■ **PROBLEM**: In the data below, find the line with "Decode this image" and output it along with every later line, exactly, but not the pictures.

■ **Records that describe figures**:
= = =

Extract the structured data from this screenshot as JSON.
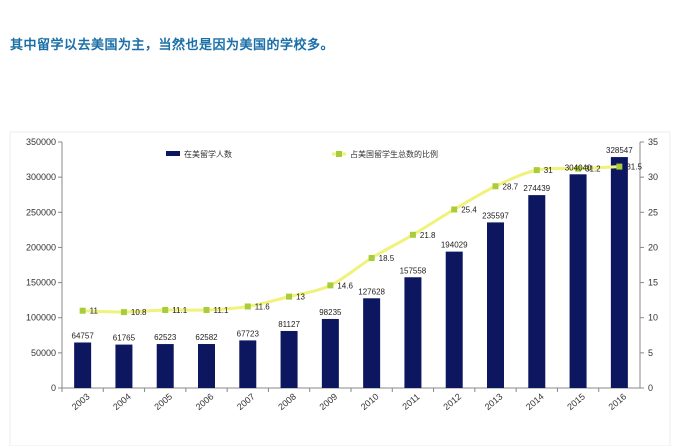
{
  "caption": "其中留学以去美国为主，当然也是因为美国的学校多。",
  "chart_data": {
    "type": "bar",
    "categories": [
      "2003",
      "2004",
      "2005",
      "2006",
      "2007",
      "2008",
      "2009",
      "2010",
      "2011",
      "2012",
      "2013",
      "2014",
      "2015",
      "2016"
    ],
    "series": [
      {
        "name": "在美留学人数",
        "type": "bar",
        "axis": "left",
        "color": "#0d1760",
        "values": [
          64757,
          61765,
          62523,
          62582,
          67723,
          81127,
          98235,
          127628,
          157558,
          194029,
          235597,
          274439,
          304040,
          328547
        ],
        "labels": [
          "64757",
          "61765",
          "62523",
          "62582",
          "67723",
          "81127",
          "98235",
          "127628",
          "157558",
          "194029",
          "235597",
          "274439",
          "304040",
          "328547"
        ]
      },
      {
        "name": "占美国留学生总数的比例",
        "type": "line",
        "axis": "right",
        "color": "#f0f27a",
        "marker_color": "#a8cc3a",
        "values": [
          11,
          10.8,
          11.1,
          11.1,
          11.6,
          13,
          14.6,
          18.5,
          21.8,
          25.4,
          28.7,
          31,
          31.2,
          31.5
        ],
        "labels": [
          "11",
          "10.8",
          "11.1",
          "11.1",
          "11.6",
          "13",
          "14.6",
          "18.5",
          "21.8",
          "25.4",
          "28.7",
          "31",
          "31.2",
          "31.5"
        ]
      }
    ],
    "y_left": {
      "range": [
        0,
        350000
      ],
      "ticks": [
        "0",
        "50000",
        "100000",
        "150000",
        "200000",
        "250000",
        "300000",
        "350000"
      ]
    },
    "y_right": {
      "range": [
        0,
        35
      ],
      "ticks": [
        "0",
        "5",
        "10",
        "15",
        "20",
        "25",
        "30",
        "35"
      ]
    },
    "grid": false,
    "legend_position": "top"
  }
}
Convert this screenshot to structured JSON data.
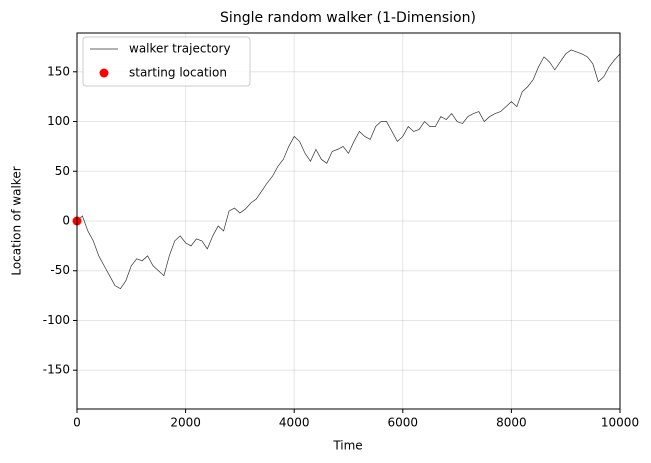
{
  "chart_data": {
    "type": "line",
    "title": "Single random walker (1-Dimension)",
    "x_label": "Time",
    "y_label": "Location of walker",
    "xlim": [
      0,
      10000
    ],
    "ylim": [
      -189,
      189
    ],
    "xticks": [
      0,
      2000,
      4000,
      6000,
      8000,
      10000
    ],
    "yticks": [
      -150,
      -100,
      -50,
      0,
      50,
      100,
      150
    ],
    "grid": true,
    "legend": "upper left",
    "x": [
      0,
      100,
      200,
      300,
      400,
      500,
      600,
      700,
      800,
      900,
      1000,
      1100,
      1200,
      1300,
      1400,
      1500,
      1600,
      1700,
      1800,
      1900,
      2000,
      2100,
      2200,
      2300,
      2400,
      2500,
      2600,
      2700,
      2800,
      2900,
      3000,
      3100,
      3200,
      3300,
      3400,
      3500,
      3600,
      3700,
      3800,
      3900,
      4000,
      4100,
      4200,
      4300,
      4400,
      4500,
      4600,
      4700,
      4800,
      4900,
      5000,
      5100,
      5200,
      5300,
      5400,
      5500,
      5600,
      5700,
      5800,
      5900,
      6000,
      6100,
      6200,
      6300,
      6400,
      6500,
      6600,
      6700,
      6800,
      6900,
      7000,
      7100,
      7200,
      7300,
      7400,
      7500,
      7600,
      7700,
      7800,
      7900,
      8000,
      8100,
      8200,
      8300,
      8400,
      8500,
      8600,
      8700,
      8800,
      8900,
      9000,
      9100,
      9200,
      9300,
      9400,
      9500,
      9600,
      9700,
      9800,
      9900,
      10000
    ],
    "series": [
      {
        "name": "walker trajectory",
        "color": "#333333",
        "values": [
          0,
          5,
          -10,
          -20,
          -35,
          -45,
          -55,
          -65,
          -68,
          -60,
          -45,
          -38,
          -40,
          -35,
          -45,
          -50,
          -55,
          -35,
          -20,
          -15,
          -22,
          -25,
          -18,
          -20,
          -28,
          -15,
          -5,
          -10,
          10,
          13,
          8,
          12,
          18,
          22,
          30,
          38,
          45,
          55,
          62,
          75,
          85,
          80,
          68,
          60,
          72,
          62,
          58,
          70,
          72,
          75,
          68,
          80,
          90,
          85,
          82,
          95,
          100,
          100,
          90,
          80,
          85,
          95,
          90,
          92,
          100,
          95,
          95,
          105,
          102,
          108,
          100,
          98,
          105,
          108,
          110,
          100,
          105,
          108,
          110,
          115,
          120,
          115,
          130,
          135,
          142,
          155,
          165,
          160,
          152,
          160,
          168,
          172,
          170,
          168,
          165,
          158,
          140,
          145,
          155,
          162,
          168
        ]
      },
      {
        "name": "starting location",
        "type": "scatter",
        "color": "#ff0000",
        "x": [
          0
        ],
        "values": [
          0
        ]
      }
    ]
  }
}
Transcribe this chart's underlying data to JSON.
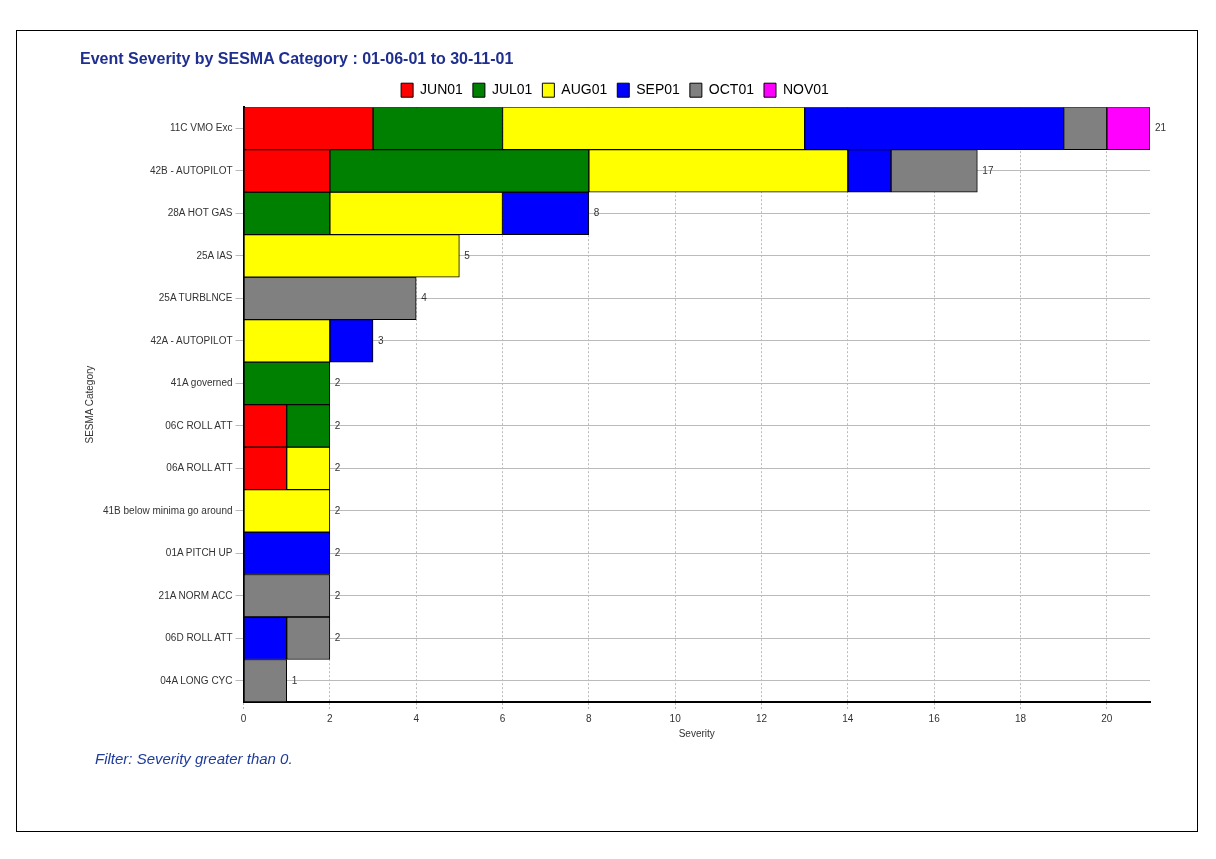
{
  "chart_data": {
    "type": "bar",
    "orientation": "horizontal",
    "stacked": true,
    "title": "Event Severity by SESMA Category : 01-06-01 to 30-11-01",
    "xlabel": "Severity",
    "ylabel": "SESMA Category",
    "categories": [
      "11C VMO Exc",
      "42B - AUTOPILOT",
      "28A HOT GAS",
      "25A IAS",
      "25A TURBLNCE",
      "42A - AUTOPILOT",
      "41A governed",
      "06C ROLL ATT",
      "06A ROLL ATT",
      "41B below minima go around",
      "01A PITCH UP",
      "21A NORM ACC",
      "06D ROLL ATT",
      "04A LONG CYC"
    ],
    "series": [
      {
        "name": "JUN01",
        "color": "#ff0000",
        "values": [
          3,
          2,
          0,
          0,
          0,
          0,
          0,
          1,
          1,
          0,
          0,
          0,
          0,
          0
        ]
      },
      {
        "name": "JUL01",
        "color": "#008000",
        "values": [
          3,
          6,
          2,
          0,
          0,
          0,
          2,
          1,
          0,
          0,
          0,
          0,
          0,
          0
        ]
      },
      {
        "name": "AUG01",
        "color": "#ffff00",
        "values": [
          7,
          6,
          4,
          5,
          0,
          2,
          0,
          0,
          1,
          2,
          0,
          0,
          0,
          0
        ]
      },
      {
        "name": "SEP01",
        "color": "#0000ff",
        "values": [
          6,
          1,
          2,
          0,
          0,
          1,
          0,
          0,
          0,
          0,
          2,
          0,
          1,
          0
        ]
      },
      {
        "name": "OCT01",
        "color": "#808080",
        "values": [
          1,
          2,
          0,
          0,
          4,
          0,
          0,
          0,
          0,
          0,
          0,
          2,
          1,
          1
        ]
      },
      {
        "name": "NOV01",
        "color": "#ff00ff",
        "values": [
          1,
          0,
          0,
          0,
          0,
          0,
          0,
          0,
          0,
          0,
          0,
          0,
          0,
          0
        ]
      }
    ],
    "totals": [
      "21",
      "17",
      "8",
      "5",
      "4",
      "3",
      "2",
      "2",
      "2",
      "2",
      "2",
      "2",
      "2",
      "1"
    ],
    "xlim": [
      0,
      21
    ],
    "xticks": [
      0,
      2,
      4,
      6,
      8,
      10,
      12,
      14,
      16,
      18,
      20
    ],
    "grid": true,
    "legend": "top",
    "annotations": [
      "Filter: Severity greater than 0."
    ]
  }
}
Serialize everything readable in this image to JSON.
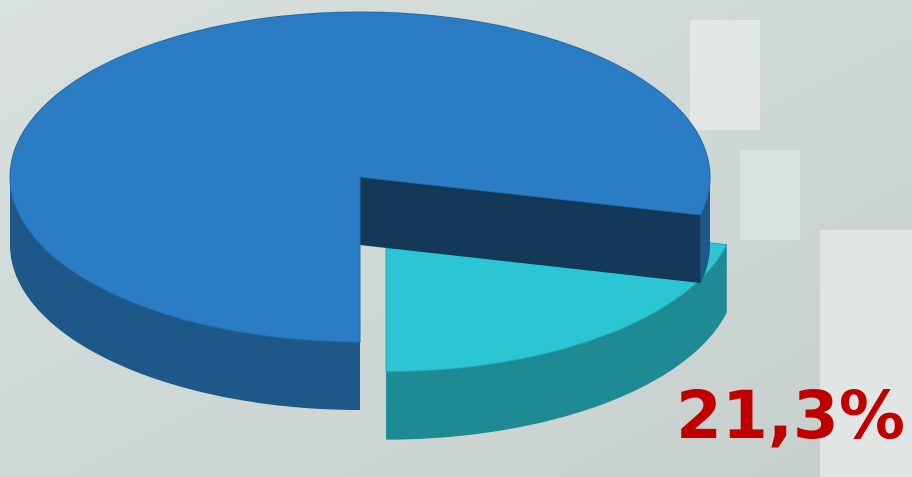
{
  "chart_data": {
    "type": "pie3d",
    "values": [
      21.3,
      78.7
    ],
    "value_labels": [
      "21,3%",
      null
    ],
    "colors": [
      "#2bc5d3",
      "#2a7dc4"
    ],
    "exploded": [
      true,
      false
    ]
  }
}
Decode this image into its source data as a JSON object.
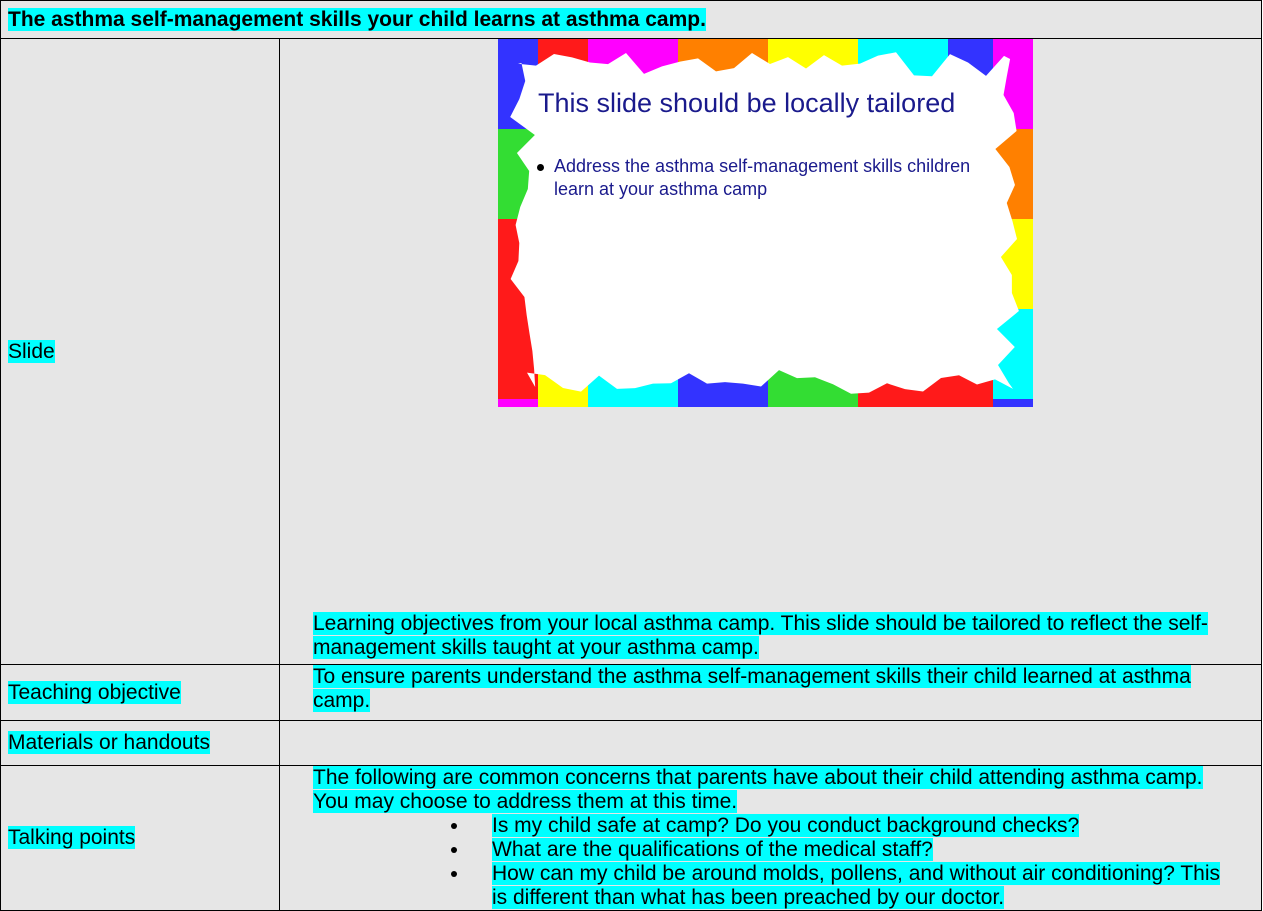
{
  "header": {
    "title": "The asthma self-management skills your child learns at asthma camp."
  },
  "rows": [
    {
      "label": "Slide",
      "slide": {
        "title": "This slide should be locally tailored",
        "bullets": [
          "Address the asthma self-management skills children learn at your asthma camp"
        ]
      },
      "caption": "Learning objectives from your local asthma camp.  This slide should be tailored to reflect the self-management skills taught at your asthma camp."
    },
    {
      "label": "Teaching objective",
      "text": "To ensure parents understand the asthma self-management skills their child learned at asthma camp."
    },
    {
      "label": "Materials or handouts",
      "text": ""
    },
    {
      "label": "Talking points",
      "intro": "The following are common concerns that parents have about their child attending asthma camp.  You may choose to address them at this time.",
      "bullets": [
        "Is my child safe at camp?  Do you conduct background checks?",
        "What are the qualifications of the medical staff?",
        "How can my child be around molds, pollens, and without air conditioning?  This is different than what has been preached by our doctor."
      ]
    }
  ]
}
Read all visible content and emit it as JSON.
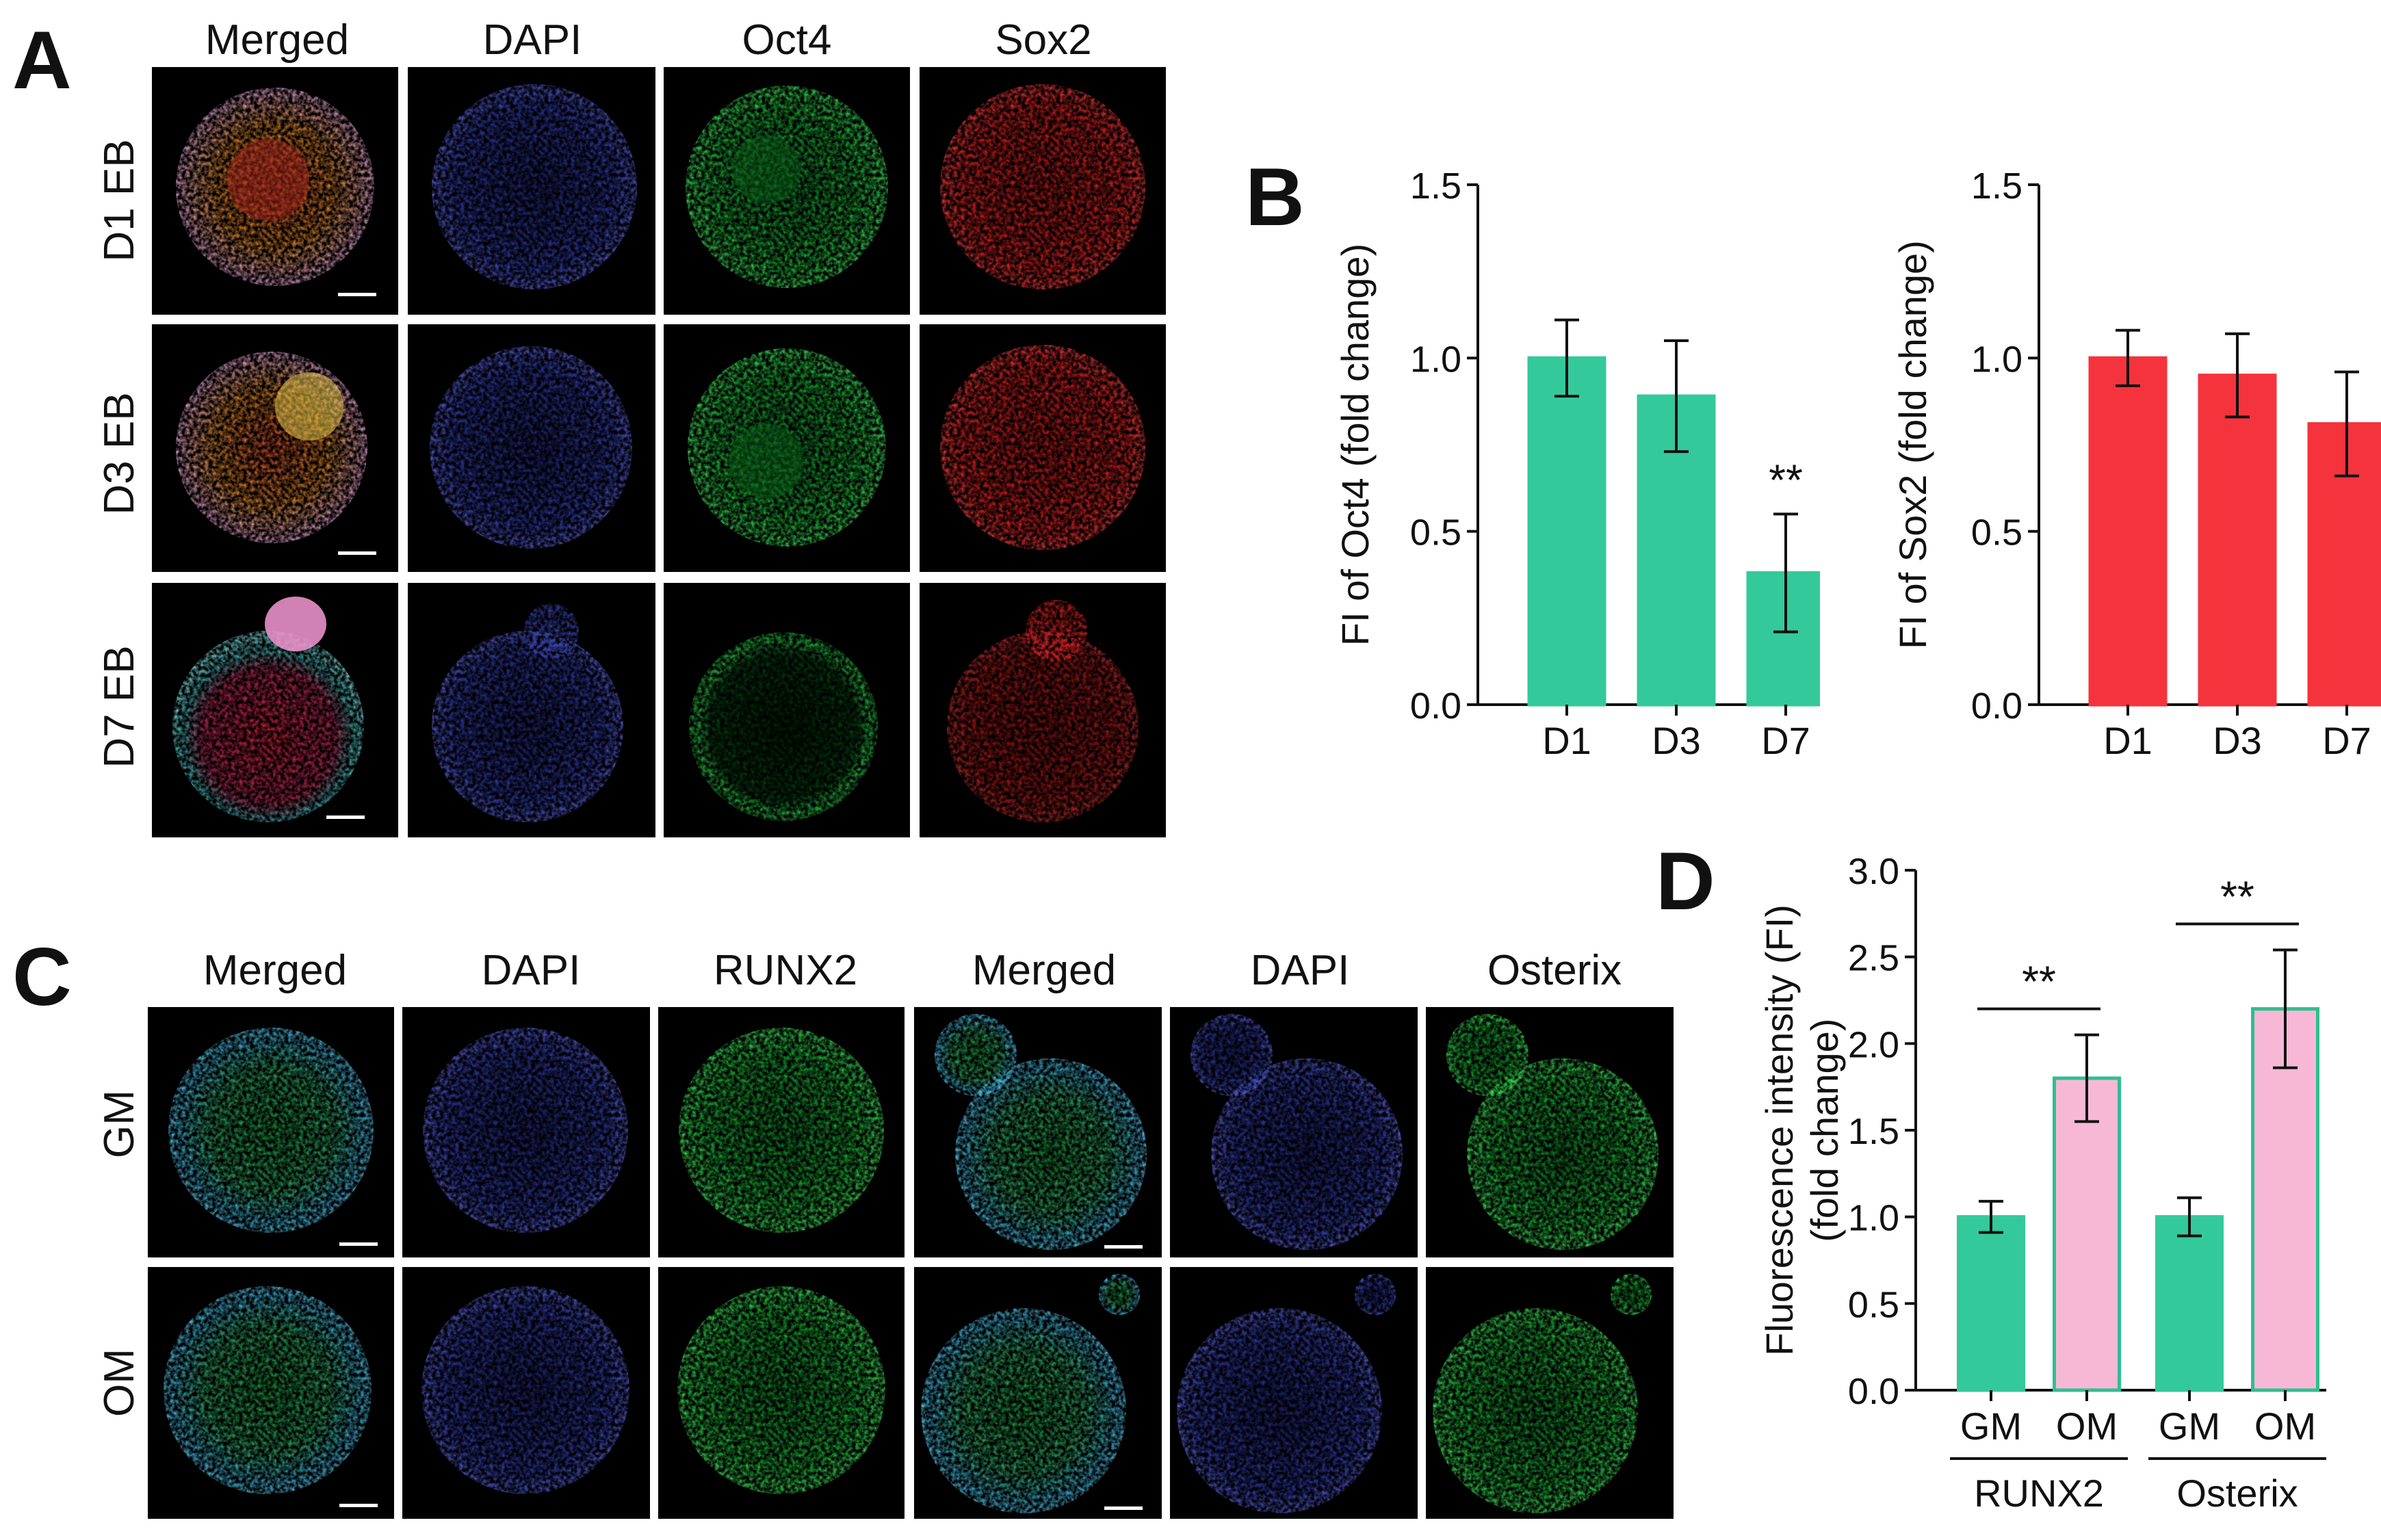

= = =

■ **ANSWER BELOW**:
Decode this image into its source data as a JSON object.
{
  "header": {
    "title": "The asthma self-management skills your child learns at asthma camp."
  },
  "rows": [
    {
      "label": "Slide",
      "slide": {
        "title": "This slide should be locally tailored",
        "bullets": [
          "Address the asthma self-management skills children learn at your asthma camp"
        ]
      },
      "caption": "Learning objectives from your local asthma camp.  This slide should be tailored to reflect the self-management skills taught at your asthma camp."
    },
    {
      "label": "Teaching objective",
      "text": "To ensure parents understand the asthma self-management skills their child learned at asthma camp."
    },
    {
      "label": "Materials or handouts",
      "text": ""
    },
    {
      "label": "Talking points",
      "intro": "The following are common concerns that parents have about their child attending asthma camp.  You may choose to address them at this time.",
      "bullets": [
        "Is my child safe at camp?  Do you conduct background checks?",
        "What are the qualifications of the medical staff?",
        "How can my child be around molds, pollens, and without air conditioning?  This is different than what has been preached by our doctor."
      ]
    }
  ]
}
Read all visible content and emit it as JSON.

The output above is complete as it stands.